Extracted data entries
════
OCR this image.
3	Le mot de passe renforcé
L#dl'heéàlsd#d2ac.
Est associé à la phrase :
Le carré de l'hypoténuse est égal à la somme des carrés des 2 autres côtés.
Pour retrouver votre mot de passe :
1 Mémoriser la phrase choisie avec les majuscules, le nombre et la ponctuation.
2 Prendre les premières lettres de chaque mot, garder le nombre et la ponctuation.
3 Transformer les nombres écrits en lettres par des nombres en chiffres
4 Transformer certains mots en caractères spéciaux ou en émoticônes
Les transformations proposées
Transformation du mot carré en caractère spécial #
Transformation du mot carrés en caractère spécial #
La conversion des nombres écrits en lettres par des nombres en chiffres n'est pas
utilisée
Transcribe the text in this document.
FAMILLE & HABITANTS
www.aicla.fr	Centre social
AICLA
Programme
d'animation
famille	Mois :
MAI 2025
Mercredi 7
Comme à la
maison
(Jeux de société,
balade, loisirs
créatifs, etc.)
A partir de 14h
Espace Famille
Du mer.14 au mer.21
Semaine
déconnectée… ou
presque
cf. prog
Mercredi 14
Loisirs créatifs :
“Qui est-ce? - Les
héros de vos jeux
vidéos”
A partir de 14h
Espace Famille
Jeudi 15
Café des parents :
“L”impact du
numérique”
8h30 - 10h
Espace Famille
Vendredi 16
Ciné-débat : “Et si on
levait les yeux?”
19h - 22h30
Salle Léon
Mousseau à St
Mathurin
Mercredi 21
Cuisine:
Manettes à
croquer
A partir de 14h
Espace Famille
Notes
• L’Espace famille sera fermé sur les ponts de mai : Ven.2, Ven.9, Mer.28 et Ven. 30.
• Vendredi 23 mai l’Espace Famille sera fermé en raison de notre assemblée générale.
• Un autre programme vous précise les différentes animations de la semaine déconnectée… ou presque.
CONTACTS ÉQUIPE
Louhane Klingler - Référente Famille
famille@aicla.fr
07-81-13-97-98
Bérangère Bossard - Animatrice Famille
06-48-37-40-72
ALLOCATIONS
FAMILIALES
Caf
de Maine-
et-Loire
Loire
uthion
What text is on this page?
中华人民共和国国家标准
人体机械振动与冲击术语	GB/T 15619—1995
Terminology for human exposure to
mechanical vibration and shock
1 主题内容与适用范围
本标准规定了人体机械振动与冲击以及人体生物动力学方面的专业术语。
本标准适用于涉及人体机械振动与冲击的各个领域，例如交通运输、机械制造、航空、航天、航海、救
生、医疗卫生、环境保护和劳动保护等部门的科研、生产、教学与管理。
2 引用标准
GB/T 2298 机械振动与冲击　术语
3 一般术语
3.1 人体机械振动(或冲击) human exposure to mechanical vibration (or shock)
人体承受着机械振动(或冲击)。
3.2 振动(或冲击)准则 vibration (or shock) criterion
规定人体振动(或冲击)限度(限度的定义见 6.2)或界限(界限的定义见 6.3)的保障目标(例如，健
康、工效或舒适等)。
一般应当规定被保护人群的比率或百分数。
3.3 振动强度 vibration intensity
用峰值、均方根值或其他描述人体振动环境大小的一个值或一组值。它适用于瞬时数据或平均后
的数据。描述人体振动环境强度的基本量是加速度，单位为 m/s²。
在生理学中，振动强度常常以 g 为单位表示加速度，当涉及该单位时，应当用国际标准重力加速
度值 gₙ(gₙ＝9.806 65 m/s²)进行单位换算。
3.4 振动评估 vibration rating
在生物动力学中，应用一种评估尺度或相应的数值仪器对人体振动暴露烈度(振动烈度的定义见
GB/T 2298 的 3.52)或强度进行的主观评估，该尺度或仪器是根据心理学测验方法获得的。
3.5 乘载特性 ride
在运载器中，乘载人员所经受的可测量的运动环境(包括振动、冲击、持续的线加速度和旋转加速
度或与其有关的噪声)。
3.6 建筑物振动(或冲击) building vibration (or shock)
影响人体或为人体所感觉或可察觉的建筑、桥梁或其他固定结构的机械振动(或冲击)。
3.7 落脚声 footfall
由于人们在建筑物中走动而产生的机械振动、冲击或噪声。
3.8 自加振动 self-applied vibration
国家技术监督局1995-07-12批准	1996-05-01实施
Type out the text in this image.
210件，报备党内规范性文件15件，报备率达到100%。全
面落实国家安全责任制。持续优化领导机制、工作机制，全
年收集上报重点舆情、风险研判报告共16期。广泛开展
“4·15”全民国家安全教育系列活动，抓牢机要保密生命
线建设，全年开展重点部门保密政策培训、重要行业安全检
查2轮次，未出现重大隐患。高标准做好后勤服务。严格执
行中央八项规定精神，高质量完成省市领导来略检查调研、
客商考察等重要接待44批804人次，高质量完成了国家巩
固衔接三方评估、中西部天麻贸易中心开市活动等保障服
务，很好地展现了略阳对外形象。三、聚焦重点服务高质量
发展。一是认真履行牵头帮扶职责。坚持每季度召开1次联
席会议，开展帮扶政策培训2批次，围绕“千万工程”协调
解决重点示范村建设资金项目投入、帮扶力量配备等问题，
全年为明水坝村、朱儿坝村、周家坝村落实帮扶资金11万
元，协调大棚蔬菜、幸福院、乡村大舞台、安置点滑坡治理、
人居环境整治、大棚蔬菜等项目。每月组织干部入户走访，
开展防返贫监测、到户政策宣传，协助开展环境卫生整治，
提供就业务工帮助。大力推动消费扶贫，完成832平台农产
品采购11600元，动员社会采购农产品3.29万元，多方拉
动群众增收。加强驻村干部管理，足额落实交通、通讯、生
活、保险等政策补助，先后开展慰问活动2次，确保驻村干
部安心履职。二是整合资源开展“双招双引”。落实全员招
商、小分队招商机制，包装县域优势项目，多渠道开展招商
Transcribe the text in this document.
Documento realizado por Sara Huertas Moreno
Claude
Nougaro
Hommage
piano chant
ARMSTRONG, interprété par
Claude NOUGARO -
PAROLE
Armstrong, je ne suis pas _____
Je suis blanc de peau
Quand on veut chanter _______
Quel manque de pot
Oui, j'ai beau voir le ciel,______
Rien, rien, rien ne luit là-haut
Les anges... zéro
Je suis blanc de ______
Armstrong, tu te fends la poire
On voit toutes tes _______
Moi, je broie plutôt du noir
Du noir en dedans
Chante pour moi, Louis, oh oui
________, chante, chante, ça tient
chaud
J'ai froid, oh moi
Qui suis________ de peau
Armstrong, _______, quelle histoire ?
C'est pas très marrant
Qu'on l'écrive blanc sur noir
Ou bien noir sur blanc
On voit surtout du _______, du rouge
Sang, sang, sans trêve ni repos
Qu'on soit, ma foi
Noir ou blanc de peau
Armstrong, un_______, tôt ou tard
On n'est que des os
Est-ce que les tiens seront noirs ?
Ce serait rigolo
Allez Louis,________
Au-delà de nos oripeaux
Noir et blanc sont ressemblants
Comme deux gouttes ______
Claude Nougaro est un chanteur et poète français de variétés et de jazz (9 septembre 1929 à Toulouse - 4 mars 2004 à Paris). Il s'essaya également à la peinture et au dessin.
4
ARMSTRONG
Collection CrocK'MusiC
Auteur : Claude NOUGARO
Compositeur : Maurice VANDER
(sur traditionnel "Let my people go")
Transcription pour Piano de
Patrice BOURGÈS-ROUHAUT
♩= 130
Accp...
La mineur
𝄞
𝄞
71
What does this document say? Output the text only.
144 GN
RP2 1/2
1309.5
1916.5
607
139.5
════
INSTRUCTIONS TO FOLLOW:
Write out every line of the listing that holds the word "voit".

EXPECTED OUTPUT:
On voit toutes tes _______
On voit surtout du _______, du rouge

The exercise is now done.